**Task prompt:**
Repeat the whole listing exactly.
________________________________________
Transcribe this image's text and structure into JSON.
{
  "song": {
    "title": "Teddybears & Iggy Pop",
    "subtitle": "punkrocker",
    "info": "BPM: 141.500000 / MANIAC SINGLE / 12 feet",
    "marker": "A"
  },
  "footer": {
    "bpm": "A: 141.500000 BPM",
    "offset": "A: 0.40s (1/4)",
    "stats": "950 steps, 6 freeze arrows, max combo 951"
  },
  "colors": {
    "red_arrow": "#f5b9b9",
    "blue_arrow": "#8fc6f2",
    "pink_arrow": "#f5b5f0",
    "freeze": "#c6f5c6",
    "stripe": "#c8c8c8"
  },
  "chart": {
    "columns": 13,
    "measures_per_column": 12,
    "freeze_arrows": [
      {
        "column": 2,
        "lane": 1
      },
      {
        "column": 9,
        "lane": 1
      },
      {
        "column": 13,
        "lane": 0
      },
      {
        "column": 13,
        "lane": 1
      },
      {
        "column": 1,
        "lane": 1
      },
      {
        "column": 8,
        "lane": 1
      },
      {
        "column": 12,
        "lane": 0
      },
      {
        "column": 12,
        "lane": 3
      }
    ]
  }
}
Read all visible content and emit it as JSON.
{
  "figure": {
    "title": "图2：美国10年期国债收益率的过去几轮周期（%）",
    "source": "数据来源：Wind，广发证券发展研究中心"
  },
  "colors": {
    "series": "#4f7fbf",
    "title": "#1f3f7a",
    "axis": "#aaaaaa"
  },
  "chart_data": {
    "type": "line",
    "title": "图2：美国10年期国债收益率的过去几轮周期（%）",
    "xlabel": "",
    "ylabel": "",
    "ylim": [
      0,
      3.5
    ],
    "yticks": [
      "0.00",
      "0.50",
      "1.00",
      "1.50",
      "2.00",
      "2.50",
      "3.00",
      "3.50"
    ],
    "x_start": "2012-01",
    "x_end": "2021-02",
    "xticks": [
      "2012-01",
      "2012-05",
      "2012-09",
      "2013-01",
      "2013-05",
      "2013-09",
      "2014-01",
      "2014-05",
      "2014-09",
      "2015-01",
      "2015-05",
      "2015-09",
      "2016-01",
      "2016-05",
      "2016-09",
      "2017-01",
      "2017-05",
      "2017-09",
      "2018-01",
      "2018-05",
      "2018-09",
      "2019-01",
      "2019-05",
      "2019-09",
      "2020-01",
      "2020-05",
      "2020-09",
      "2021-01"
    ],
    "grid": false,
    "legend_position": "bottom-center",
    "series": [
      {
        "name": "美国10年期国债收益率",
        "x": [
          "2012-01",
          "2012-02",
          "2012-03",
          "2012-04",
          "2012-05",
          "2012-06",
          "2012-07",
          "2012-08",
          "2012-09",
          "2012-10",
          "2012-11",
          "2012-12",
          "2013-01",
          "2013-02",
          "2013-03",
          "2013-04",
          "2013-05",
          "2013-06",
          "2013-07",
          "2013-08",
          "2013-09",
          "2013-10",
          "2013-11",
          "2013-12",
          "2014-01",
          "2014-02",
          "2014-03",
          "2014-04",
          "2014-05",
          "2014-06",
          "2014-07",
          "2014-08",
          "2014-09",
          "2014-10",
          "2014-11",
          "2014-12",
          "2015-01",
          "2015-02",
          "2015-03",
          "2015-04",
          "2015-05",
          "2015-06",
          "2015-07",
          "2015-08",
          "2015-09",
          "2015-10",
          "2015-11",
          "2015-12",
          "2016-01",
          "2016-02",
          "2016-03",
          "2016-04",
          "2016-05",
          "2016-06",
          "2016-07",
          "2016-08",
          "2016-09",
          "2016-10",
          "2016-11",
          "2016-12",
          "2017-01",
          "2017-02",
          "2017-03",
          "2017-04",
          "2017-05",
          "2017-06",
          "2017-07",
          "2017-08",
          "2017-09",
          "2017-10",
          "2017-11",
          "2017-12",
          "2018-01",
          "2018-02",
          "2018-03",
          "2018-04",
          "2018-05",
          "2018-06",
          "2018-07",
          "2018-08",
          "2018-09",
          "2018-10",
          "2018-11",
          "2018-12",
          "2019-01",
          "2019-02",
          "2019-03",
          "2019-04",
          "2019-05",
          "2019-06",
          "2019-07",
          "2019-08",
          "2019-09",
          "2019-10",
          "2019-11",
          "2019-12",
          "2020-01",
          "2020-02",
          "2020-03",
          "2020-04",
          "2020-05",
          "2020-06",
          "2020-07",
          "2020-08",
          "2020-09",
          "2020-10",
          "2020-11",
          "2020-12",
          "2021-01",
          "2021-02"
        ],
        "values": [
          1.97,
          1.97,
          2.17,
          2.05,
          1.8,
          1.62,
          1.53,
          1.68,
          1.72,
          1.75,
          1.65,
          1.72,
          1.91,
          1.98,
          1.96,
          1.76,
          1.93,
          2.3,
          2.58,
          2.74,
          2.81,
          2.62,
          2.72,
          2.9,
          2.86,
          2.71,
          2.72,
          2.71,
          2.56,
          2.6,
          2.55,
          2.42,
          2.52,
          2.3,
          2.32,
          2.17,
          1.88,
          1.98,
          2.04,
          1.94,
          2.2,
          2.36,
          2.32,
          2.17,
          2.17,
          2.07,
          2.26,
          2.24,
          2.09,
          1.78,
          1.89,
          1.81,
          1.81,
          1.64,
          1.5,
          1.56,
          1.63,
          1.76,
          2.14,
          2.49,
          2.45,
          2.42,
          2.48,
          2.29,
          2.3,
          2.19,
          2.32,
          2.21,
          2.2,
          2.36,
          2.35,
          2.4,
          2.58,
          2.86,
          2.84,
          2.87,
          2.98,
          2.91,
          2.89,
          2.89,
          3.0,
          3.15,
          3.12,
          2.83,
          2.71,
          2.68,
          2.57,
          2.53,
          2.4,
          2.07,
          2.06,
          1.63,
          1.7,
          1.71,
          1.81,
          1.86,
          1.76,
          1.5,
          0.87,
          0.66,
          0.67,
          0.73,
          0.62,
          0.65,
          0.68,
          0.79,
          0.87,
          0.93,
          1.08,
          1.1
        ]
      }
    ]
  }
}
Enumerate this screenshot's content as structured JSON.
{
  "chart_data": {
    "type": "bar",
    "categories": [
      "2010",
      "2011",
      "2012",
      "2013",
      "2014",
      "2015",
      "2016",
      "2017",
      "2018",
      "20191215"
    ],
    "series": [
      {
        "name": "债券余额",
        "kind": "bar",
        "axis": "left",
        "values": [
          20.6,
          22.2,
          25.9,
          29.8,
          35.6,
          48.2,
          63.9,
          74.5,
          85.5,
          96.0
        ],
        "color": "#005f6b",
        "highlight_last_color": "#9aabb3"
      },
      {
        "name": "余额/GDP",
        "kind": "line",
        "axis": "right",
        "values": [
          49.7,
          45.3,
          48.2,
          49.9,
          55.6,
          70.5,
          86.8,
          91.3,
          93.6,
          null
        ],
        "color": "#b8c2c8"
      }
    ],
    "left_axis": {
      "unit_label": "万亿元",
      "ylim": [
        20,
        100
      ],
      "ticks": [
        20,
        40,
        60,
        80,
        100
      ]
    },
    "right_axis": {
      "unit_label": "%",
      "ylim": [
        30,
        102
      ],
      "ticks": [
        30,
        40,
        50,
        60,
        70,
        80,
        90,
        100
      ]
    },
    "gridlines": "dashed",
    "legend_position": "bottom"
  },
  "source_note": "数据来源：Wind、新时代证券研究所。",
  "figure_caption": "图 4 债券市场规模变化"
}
________________________________________
**Solution for this task:**
Transcribe this image's text and structure into JSON.
{
  "song": {
    "title": "Teddybears & Iggy Pop",
    "subtitle": "punkrocker",
    "info": "BPM: 141.500000 / MANIAC SINGLE / 12 feet",
    "marker": "A"
  },
  "footer": {
    "bpm": "A: 141.500000 BPM",
    "offset": "A: 0.40s (1/4)",
    "stats": "950 steps, 6 freeze arrows, max combo 951"
  },
  "colors": {
    "red_arrow": "#f5b9b9",
    "blue_arrow": "#8fc6f2",
    "pink_arrow": "#f5b5f0",
    "freeze": "#c6f5c6",
    "stripe": "#c8c8c8"
  },
  "chart": {
    "columns": 13,
    "measures_per_column": 12,
    "freeze_arrows": [
      {
        "column": 2,
        "lane": 1
      },
      {
        "column": 9,
        "lane": 1
      },
      {
        "column": 13,
        "lane": 0
      },
      {
        "column": 13,
        "lane": 1
      },
      {
        "column": 1,
        "lane": 1
      },
      {
        "column": 8,
        "lane": 1
      },
      {
        "column": 12,
        "lane": 0
      },
      {
        "column": 12,
        "lane": 3
      }
    ]
  }
}
Read all visible content and emit it as JSON.
{
  "figure": {
    "title": "图2：美国10年期国债收益率的过去几轮周期（%）",
    "source": "数据来源：Wind，广发证券发展研究中心"
  },
  "colors": {
    "series": "#4f7fbf",
    "title": "#1f3f7a",
    "axis": "#aaaaaa"
  },
  "chart_data": {
    "type": "line",
    "title": "图2：美国10年期国债收益率的过去几轮周期（%）",
    "xlabel": "",
    "ylabel": "",
    "ylim": [
      0,
      3.5
    ],
    "yticks": [
      "0.00",
      "0.50",
      "1.00",
      "1.50",
      "2.00",
      "2.50",
      "3.00",
      "3.50"
    ],
    "x_start": "2012-01",
    "x_end": "2021-02",
    "xticks": [
      "2012-01",
      "2012-05",
      "2012-09",
      "2013-01",
      "2013-05",
      "2013-09",
      "2014-01",
      "2014-05",
      "2014-09",
      "2015-01",
      "2015-05",
      "2015-09",
      "2016-01",
      "2016-05",
      "2016-09",
      "2017-01",
      "2017-05",
      "2017-09",
      "2018-01",
      "2018-05",
      "2018-09",
      "2019-01",
      "2019-05",
      "2019-09",
      "2020-01",
      "2020-05",
      "2020-09",
      "2021-01"
    ],
    "grid": false,
    "legend_position": "bottom-center",
    "series": [
      {
        "name": "美国10年期国债收益率",
        "x": [
          "2012-01",
          "2012-02",
          "2012-03",
          "2012-04",
          "2012-05",
          "2012-06",
          "2012-07",
          "2012-08",
          "2012-09",
          "2012-10",
          "2012-11",
          "2012-12",
          "2013-01",
          "2013-02",
          "2013-03",
          "2013-04",
          "2013-05",
          "2013-06",
          "2013-07",
          "2013-08",
          "2013-09",
          "2013-10",
          "2013-11",
          "2013-12",
          "2014-01",
          "2014-02",
          "2014-03",
          "2014-04",
          "2014-05",
          "2014-06",
          "2014-07",
          "2014-08",
          "2014-09",
          "2014-10",
          "2014-11",
          "2014-12",
          "2015-01",
          "2015-02",
          "2015-03",
          "2015-04",
          "2015-05",
          "2015-06",
          "2015-07",
          "2015-08",
          "2015-09",
          "2015-10",
          "2015-11",
          "2015-12",
          "2016-01",
          "2016-02",
          "2016-03",
          "2016-04",
          "2016-05",
          "2016-06",
          "2016-07",
          "2016-08",
          "2016-09",
          "2016-10",
          "2016-11",
          "2016-12",
          "2017-01",
          "2017-02",
          "2017-03",
          "2017-04",
          "2017-05",
          "2017-06",
          "2017-07",
          "2017-08",
          "2017-09",
          "2017-10",
          "2017-11",
          "2017-12",
          "2018-01",
          "2018-02",
          "2018-03",
          "2018-04",
          "2018-05",
          "2018-06",
          "2018-07",
          "2018-08",
          "2018-09",
          "2018-10",
          "2018-11",
          "2018-12",
          "2019-01",
          "2019-02",
          "2019-03",
          "2019-04",
          "2019-05",
          "2019-06",
          "2019-07",
          "2019-08",
          "2019-09",
          "2019-10",
          "2019-11",
          "2019-12",
          "2020-01",
          "2020-02",
          "2020-03",
          "2020-04",
          "2020-05",
          "2020-06",
          "2020-07",
          "2020-08",
          "2020-09",
          "2020-10",
          "2020-11",
          "2020-12",
          "2021-01",
          "2021-02"
        ],
        "values": [
          1.97,
          1.97,
          2.17,
          2.05,
          1.8,
          1.62,
          1.53,
          1.68,
          1.72,
          1.75,
          1.65,
          1.72,
          1.91,
          1.98,
          1.96,
          1.76,
          1.93,
          2.3,
          2.58,
          2.74,
          2.81,
          2.62,
          2.72,
          2.9,
          2.86,
          2.71,
          2.72,
          2.71,
          2.56,
          2.6,
          2.55,
          2.42,
          2.52,
          2.3,
          2.32,
          2.17,
          1.88,
          1.98,
          2.04,
          1.94,
          2.2,
          2.36,
          2.32,
          2.17,
          2.17,
          2.07,
          2.26,
          2.24,
          2.09,
          1.78,
          1.89,
          1.81,
          1.81,
          1.64,
          1.5,
          1.56,
          1.63,
          1.76,
          2.14,
          2.49,
          2.45,
          2.42,
          2.48,
          2.29,
          2.3,
          2.19,
          2.32,
          2.21,
          2.2,
          2.36,
          2.35,
          2.4,
          2.58,
          2.86,
          2.84,
          2.87,
          2.98,
          2.91,
          2.89,
          2.89,
          3.0,
          3.15,
          3.12,
          2.83,
          2.71,
          2.68,
          2.57,
          2.53,
          2.4,
          2.07,
          2.06,
          1.63,
          1.7,
          1.71,
          1.81,
          1.86,
          1.76,
          1.5,
          0.87,
          0.66,
          0.67,
          0.73,
          0.62,
          0.65,
          0.68,
          0.79,
          0.87,
          0.93,
          1.08,
          1.1
        ]
      }
    ]
  }
}
Enumerate this screenshot's content as structured JSON.
{
  "chart_data": {
    "type": "bar",
    "categories": [
      "2010",
      "2011",
      "2012",
      "2013",
      "2014",
      "2015",
      "2016",
      "2017",
      "2018",
      "20191215"
    ],
    "series": [
      {
        "name": "债券余额",
        "kind": "bar",
        "axis": "left",
        "values": [
          20.6,
          22.2,
          25.9,
          29.8,
          35.6,
          48.2,
          63.9,
          74.5,
          85.5,
          96.0
        ],
        "color": "#005f6b",
        "highlight_last_color": "#9aabb3"
      },
      {
        "name": "余额/GDP",
        "kind": "line",
        "axis": "right",
        "values": [
          49.7,
          45.3,
          48.2,
          49.9,
          55.6,
          70.5,
          86.8,
          91.3,
          93.6,
          null
        ],
        "color": "#b8c2c8"
      }
    ],
    "left_axis": {
      "unit_label": "万亿元",
      "ylim": [
        20,
        100
      ],
      "ticks": [
        20,
        40,
        60,
        80,
        100
      ]
    },
    "right_axis": {
      "unit_label": "%",
      "ylim": [
        30,
        102
      ],
      "ticks": [
        30,
        40,
        50,
        60,
        70,
        80,
        90,
        100
      ]
    },
    "gridlines": "dashed",
    "legend_position": "bottom"
  },
  "source_note": "数据来源：Wind、新时代证券研究所。",
  "figure_caption": "图 4 债券市场规模变化"
}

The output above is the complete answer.